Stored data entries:
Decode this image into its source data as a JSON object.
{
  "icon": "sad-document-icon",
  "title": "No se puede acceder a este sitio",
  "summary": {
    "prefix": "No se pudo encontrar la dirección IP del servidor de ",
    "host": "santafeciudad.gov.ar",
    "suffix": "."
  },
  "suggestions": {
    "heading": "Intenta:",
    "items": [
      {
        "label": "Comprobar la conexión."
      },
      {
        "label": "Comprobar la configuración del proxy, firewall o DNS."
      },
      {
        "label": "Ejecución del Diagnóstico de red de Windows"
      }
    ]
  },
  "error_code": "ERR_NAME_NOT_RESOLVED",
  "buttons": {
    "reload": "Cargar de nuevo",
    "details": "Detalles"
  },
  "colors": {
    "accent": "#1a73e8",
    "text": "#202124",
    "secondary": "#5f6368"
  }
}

---

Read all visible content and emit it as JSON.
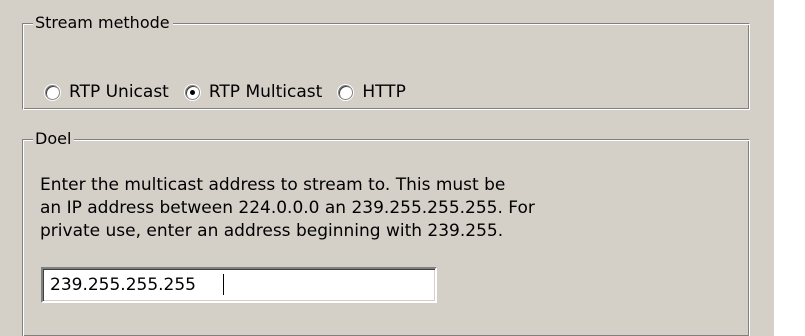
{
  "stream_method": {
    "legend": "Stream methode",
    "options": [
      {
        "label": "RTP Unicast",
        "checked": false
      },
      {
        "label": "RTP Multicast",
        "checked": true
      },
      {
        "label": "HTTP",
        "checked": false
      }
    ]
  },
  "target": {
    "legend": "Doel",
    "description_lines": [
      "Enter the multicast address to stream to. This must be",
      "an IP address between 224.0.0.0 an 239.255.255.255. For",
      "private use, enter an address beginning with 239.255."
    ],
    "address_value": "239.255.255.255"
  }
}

Exercise description
Find the lines holding "Comprobar" and list every one.

The reply
        "label": "Comprobar la conexión."
        "label": "Comprobar la configuración del proxy, firewall o DNS."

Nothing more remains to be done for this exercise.